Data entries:

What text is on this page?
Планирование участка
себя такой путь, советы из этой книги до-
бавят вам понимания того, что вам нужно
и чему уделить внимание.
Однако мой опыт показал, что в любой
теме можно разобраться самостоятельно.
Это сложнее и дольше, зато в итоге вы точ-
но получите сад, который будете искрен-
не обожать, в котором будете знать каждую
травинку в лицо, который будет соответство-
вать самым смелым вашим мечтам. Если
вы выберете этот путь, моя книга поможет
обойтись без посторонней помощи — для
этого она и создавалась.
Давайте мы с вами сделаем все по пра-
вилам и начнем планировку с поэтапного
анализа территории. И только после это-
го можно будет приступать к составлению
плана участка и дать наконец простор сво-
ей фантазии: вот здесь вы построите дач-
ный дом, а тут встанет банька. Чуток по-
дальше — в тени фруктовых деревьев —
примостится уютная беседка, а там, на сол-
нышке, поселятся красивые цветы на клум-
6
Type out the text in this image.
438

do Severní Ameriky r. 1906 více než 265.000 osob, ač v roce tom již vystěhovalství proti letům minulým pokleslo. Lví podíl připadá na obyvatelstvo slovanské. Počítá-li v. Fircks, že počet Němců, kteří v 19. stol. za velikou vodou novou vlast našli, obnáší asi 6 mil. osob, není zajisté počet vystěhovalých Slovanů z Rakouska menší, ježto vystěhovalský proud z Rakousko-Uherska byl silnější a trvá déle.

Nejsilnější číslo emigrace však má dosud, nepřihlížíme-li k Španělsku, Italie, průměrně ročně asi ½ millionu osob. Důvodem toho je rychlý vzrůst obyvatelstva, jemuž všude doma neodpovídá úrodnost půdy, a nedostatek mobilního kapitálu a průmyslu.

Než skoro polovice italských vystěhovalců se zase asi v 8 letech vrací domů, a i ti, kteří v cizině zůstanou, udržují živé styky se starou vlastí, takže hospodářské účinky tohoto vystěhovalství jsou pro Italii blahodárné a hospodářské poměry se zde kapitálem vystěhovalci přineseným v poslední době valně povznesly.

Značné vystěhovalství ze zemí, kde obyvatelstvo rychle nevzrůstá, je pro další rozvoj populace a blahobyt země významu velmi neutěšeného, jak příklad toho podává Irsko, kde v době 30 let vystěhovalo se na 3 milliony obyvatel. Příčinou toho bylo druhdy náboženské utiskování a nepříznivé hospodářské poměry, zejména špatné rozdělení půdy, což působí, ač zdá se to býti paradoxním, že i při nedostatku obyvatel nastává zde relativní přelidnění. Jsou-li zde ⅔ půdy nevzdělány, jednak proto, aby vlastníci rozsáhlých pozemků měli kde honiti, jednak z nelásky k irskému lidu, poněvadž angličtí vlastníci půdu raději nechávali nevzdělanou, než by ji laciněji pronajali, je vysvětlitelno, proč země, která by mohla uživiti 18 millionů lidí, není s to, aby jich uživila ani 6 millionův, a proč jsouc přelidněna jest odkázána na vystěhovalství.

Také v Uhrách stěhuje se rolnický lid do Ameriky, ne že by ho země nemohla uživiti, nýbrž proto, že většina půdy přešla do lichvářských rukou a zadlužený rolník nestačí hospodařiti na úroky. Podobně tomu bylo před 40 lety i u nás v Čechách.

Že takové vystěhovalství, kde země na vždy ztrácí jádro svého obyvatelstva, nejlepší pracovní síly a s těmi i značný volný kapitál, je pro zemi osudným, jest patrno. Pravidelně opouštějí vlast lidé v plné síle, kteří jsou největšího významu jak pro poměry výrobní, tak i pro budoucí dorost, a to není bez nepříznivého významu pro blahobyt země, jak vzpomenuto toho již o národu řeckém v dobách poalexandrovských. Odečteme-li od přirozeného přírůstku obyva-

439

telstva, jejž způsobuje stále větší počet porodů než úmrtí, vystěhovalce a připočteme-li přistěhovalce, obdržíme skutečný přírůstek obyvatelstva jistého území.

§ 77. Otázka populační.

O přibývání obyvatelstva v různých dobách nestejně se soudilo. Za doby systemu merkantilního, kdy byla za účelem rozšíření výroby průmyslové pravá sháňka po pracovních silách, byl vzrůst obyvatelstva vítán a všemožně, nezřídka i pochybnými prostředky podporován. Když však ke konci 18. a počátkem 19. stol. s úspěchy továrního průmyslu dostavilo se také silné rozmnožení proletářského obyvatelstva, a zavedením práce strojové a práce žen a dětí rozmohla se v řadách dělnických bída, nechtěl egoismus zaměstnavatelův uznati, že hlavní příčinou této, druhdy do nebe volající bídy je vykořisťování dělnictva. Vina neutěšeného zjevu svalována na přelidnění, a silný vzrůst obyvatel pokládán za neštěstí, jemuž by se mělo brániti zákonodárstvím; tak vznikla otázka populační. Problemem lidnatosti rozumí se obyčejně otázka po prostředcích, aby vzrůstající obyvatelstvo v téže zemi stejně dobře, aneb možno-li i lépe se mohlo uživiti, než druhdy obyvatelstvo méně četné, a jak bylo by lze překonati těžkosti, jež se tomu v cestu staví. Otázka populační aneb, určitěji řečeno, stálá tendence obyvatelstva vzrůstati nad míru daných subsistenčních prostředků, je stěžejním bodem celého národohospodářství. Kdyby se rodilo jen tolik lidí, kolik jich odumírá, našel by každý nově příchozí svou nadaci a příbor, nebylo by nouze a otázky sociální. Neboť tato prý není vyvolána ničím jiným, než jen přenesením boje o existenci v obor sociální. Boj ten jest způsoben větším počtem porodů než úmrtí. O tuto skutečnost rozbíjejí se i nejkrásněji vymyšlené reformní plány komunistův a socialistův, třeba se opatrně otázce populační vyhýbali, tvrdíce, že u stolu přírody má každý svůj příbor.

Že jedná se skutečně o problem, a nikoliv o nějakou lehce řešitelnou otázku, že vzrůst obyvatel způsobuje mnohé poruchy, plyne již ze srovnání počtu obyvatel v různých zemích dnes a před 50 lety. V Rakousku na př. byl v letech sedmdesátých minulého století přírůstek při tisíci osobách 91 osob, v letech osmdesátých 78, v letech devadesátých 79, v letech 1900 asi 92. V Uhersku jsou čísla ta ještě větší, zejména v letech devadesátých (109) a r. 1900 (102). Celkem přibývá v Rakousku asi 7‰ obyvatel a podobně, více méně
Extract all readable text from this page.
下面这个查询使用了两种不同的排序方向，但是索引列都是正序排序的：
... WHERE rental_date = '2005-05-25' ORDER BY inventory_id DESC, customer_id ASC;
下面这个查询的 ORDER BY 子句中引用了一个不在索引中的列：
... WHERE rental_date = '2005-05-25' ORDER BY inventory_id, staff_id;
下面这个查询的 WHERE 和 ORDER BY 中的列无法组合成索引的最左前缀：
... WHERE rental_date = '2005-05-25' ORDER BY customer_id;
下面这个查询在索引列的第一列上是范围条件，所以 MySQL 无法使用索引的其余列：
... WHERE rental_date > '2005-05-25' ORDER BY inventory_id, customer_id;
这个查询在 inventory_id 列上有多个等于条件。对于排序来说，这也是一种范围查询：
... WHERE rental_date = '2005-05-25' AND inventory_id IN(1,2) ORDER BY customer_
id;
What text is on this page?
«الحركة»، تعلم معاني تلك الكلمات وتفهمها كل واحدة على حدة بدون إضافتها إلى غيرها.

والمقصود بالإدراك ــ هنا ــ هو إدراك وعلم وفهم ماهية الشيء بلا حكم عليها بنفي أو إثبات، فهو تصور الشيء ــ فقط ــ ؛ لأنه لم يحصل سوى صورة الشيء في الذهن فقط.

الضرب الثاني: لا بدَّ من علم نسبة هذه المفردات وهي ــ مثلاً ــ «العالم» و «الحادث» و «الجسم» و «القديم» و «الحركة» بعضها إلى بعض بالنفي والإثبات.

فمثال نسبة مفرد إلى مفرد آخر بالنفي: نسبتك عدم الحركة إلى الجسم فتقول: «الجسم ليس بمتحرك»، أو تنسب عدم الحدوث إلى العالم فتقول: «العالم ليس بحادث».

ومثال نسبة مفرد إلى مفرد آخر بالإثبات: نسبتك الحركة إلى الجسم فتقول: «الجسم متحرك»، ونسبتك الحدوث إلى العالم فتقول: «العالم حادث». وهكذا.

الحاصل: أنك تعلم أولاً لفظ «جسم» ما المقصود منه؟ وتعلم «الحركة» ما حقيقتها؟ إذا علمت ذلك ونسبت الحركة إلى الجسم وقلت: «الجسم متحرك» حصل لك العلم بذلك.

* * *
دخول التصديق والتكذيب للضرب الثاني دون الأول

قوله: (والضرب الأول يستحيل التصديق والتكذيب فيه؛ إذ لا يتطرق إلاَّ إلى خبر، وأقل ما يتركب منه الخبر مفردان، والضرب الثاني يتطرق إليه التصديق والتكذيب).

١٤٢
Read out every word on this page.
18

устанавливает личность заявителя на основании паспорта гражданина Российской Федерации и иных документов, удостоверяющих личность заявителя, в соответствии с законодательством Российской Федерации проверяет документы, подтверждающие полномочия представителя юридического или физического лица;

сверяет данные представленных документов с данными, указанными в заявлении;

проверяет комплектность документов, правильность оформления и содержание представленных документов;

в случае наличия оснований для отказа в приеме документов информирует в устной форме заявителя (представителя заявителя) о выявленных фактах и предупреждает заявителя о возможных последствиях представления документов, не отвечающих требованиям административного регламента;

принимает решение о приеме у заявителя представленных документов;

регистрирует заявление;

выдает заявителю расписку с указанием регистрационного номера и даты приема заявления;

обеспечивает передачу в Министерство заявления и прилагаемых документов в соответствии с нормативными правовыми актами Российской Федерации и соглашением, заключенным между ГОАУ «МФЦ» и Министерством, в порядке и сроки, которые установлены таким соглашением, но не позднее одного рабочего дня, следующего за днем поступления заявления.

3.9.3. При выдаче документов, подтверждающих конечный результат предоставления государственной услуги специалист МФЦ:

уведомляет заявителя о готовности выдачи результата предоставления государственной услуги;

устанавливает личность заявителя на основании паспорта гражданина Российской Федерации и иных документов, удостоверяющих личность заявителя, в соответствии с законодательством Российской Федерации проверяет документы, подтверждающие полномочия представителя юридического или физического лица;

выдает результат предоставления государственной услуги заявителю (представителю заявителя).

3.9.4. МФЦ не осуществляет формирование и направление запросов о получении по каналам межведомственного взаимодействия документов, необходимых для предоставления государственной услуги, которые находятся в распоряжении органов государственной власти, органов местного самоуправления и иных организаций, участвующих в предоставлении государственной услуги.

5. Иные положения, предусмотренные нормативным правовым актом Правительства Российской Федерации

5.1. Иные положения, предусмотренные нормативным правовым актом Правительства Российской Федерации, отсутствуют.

What you should do -
Copy all lines of the listing above that contain the string "العالم".

Solution -
الضرب الثاني: لا بدَّ من علم نسبة هذه المفردات وهي ــ مثلاً ــ «العالم» و «الحادث» و «الجسم» و «القديم» و «الحركة» بعضها إلى بعض بالنفي والإثبات.
فمثال نسبة مفرد إلى مفرد آخر بالنفي: نسبتك عدم الحركة إلى الجسم فتقول: «الجسم ليس بمتحرك»، أو تنسب عدم الحدوث إلى العالم فتقول: «العالم ليس بحادث».
ومثال نسبة مفرد إلى مفرد آخر بالإثبات: نسبتك الحركة إلى الجسم فتقول: «الجسم متحرك»، ونسبتك الحدوث إلى العالم فتقول: «العالم حادث». وهكذا.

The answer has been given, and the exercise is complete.